____ DATASET RECORDS

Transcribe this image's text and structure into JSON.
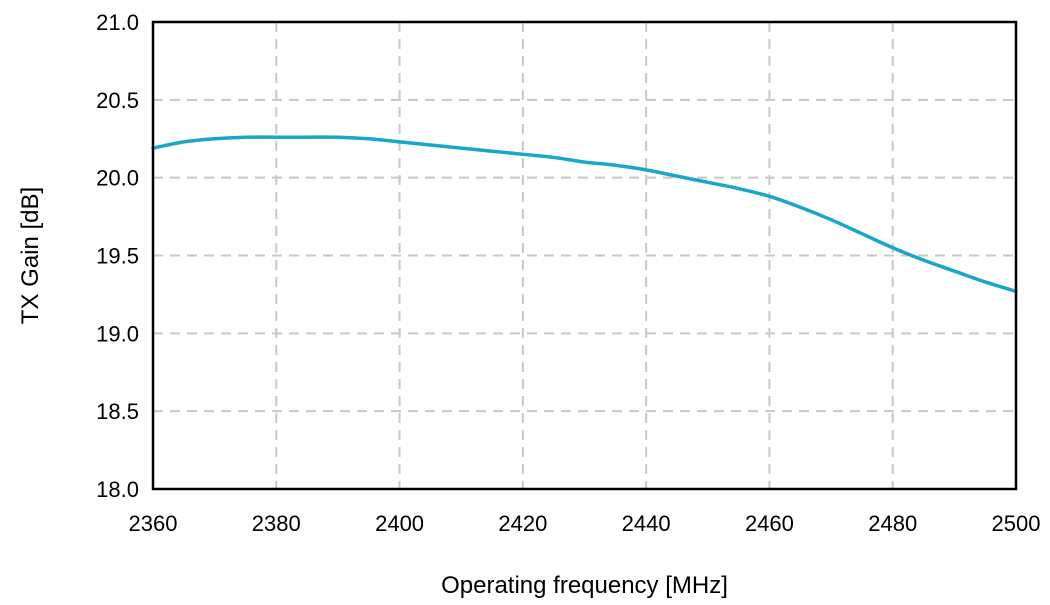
{
  "chart_data": {
    "type": "line",
    "title": "",
    "xlabel": "Operating frequency [MHz]",
    "ylabel": "TX Gain [dB]",
    "xlim": [
      2360,
      2500
    ],
    "ylim": [
      18.0,
      21.0
    ],
    "x_ticks": [
      2360,
      2380,
      2400,
      2420,
      2440,
      2460,
      2480,
      2500
    ],
    "x_tick_labels": [
      "2360",
      "2380",
      "2400",
      "2420",
      "2440",
      "2460",
      "2480",
      "2500"
    ],
    "y_ticks": [
      18.0,
      18.5,
      19.0,
      19.5,
      20.0,
      20.5,
      21.0
    ],
    "y_tick_labels": [
      "18.0",
      "18.5",
      "19.0",
      "19.5",
      "20.0",
      "20.5",
      "21.0"
    ],
    "grid": true,
    "legend": "none",
    "series": [
      {
        "color": "#1aa6c8",
        "x": [
          2360,
          2365,
          2370,
          2375,
          2380,
          2385,
          2390,
          2395,
          2400,
          2405,
          2410,
          2415,
          2420,
          2425,
          2430,
          2435,
          2440,
          2445,
          2450,
          2455,
          2460,
          2465,
          2470,
          2475,
          2480,
          2485,
          2490,
          2495,
          2500
        ],
        "y": [
          20.19,
          20.23,
          20.25,
          20.26,
          20.26,
          20.26,
          20.26,
          20.25,
          20.23,
          20.21,
          20.19,
          20.17,
          20.15,
          20.13,
          20.1,
          20.08,
          20.05,
          20.01,
          19.97,
          19.93,
          19.88,
          19.81,
          19.73,
          19.64,
          19.55,
          19.47,
          19.4,
          19.33,
          19.27
        ]
      }
    ]
  }
}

________

▶ WORK TO COMPLETE: Reproduce all entries without any change, and omit the pictures.

▶ FULL ANSWER:
Transcribe this image's text and structure into JSON.
{
  "chart_data": {
    "type": "line",
    "title": "",
    "xlabel": "Operating frequency [MHz]",
    "ylabel": "TX Gain [dB]",
    "xlim": [
      2360,
      2500
    ],
    "ylim": [
      18.0,
      21.0
    ],
    "x_ticks": [
      2360,
      2380,
      2400,
      2420,
      2440,
      2460,
      2480,
      2500
    ],
    "x_tick_labels": [
      "2360",
      "2380",
      "2400",
      "2420",
      "2440",
      "2460",
      "2480",
      "2500"
    ],
    "y_ticks": [
      18.0,
      18.5,
      19.0,
      19.5,
      20.0,
      20.5,
      21.0
    ],
    "y_tick_labels": [
      "18.0",
      "18.5",
      "19.0",
      "19.5",
      "20.0",
      "20.5",
      "21.0"
    ],
    "grid": true,
    "legend": "none",
    "series": [
      {
        "color": "#1aa6c8",
        "x": [
          2360,
          2365,
          2370,
          2375,
          2380,
          2385,
          2390,
          2395,
          2400,
          2405,
          2410,
          2415,
          2420,
          2425,
          2430,
          2435,
          2440,
          2445,
          2450,
          2455,
          2460,
          2465,
          2470,
          2475,
          2480,
          2485,
          2490,
          2495,
          2500
        ],
        "y": [
          20.19,
          20.23,
          20.25,
          20.26,
          20.26,
          20.26,
          20.26,
          20.25,
          20.23,
          20.21,
          20.19,
          20.17,
          20.15,
          20.13,
          20.1,
          20.08,
          20.05,
          20.01,
          19.97,
          19.93,
          19.88,
          19.81,
          19.73,
          19.64,
          19.55,
          19.47,
          19.4,
          19.33,
          19.27
        ]
      }
    ]
  }
}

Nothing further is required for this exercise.